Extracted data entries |
▬▬▬
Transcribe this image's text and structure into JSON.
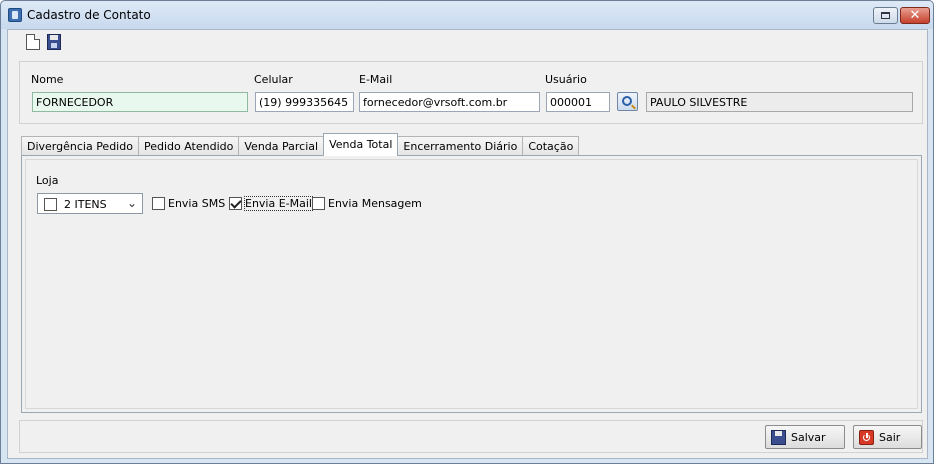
{
  "window": {
    "title": "Cadastro de Contato"
  },
  "form": {
    "nome": {
      "label": "Nome",
      "value": "FORNECEDOR"
    },
    "celular": {
      "label": "Celular",
      "value": "(19) 999335645"
    },
    "email": {
      "label": "E-Mail",
      "value": "fornecedor@vrsoft.com.br"
    },
    "usuario": {
      "label": "Usuário",
      "code": "000001",
      "name": "PAULO SILVESTRE"
    }
  },
  "tabs": [
    {
      "label": "Divergência Pedido"
    },
    {
      "label": "Pedido Atendido"
    },
    {
      "label": "Venda Parcial"
    },
    {
      "label": "Venda Total",
      "active": true
    },
    {
      "label": "Encerramento Diário"
    },
    {
      "label": "Cotação"
    }
  ],
  "venda_total": {
    "loja_label": "Loja",
    "loja_value": "2 ITENS",
    "options": [
      {
        "label": "Envia SMS",
        "checked": false
      },
      {
        "label": "Envia E-Mail",
        "checked": true
      },
      {
        "label": "Envia Mensagem",
        "checked": false
      }
    ]
  },
  "buttons": {
    "save": "Salvar",
    "exit": "Sair"
  },
  "icons": {
    "app": "contact-form-icon",
    "new": "new-document-icon",
    "save": "save-icon",
    "lookup": "search-icon",
    "exit": "power-icon"
  }
}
▬▬▬
WHAT YOU ARE ASKED TO DO |
Omit the pictures and reproduce the listing exactly.

OUTPUT OF THE TASK |
Transcribe this image's text and structure into JSON.
{
  "window": {
    "title": "Cadastro de Contato"
  },
  "form": {
    "nome": {
      "label": "Nome",
      "value": "FORNECEDOR"
    },
    "celular": {
      "label": "Celular",
      "value": "(19) 999335645"
    },
    "email": {
      "label": "E-Mail",
      "value": "fornecedor@vrsoft.com.br"
    },
    "usuario": {
      "label": "Usuário",
      "code": "000001",
      "name": "PAULO SILVESTRE"
    }
  },
  "tabs": [
    {
      "label": "Divergência Pedido"
    },
    {
      "label": "Pedido Atendido"
    },
    {
      "label": "Venda Parcial"
    },
    {
      "label": "Venda Total",
      "active": true
    },
    {
      "label": "Encerramento Diário"
    },
    {
      "label": "Cotação"
    }
  ],
  "venda_total": {
    "loja_label": "Loja",
    "loja_value": "2 ITENS",
    "options": [
      {
        "label": "Envia SMS",
        "checked": false
      },
      {
        "label": "Envia E-Mail",
        "checked": true
      },
      {
        "label": "Envia Mensagem",
        "checked": false
      }
    ]
  },
  "buttons": {
    "save": "Salvar",
    "exit": "Sair"
  },
  "icons": {
    "app": "contact-form-icon",
    "new": "new-document-icon",
    "save": "save-icon",
    "lookup": "search-icon",
    "exit": "power-icon"
  }
}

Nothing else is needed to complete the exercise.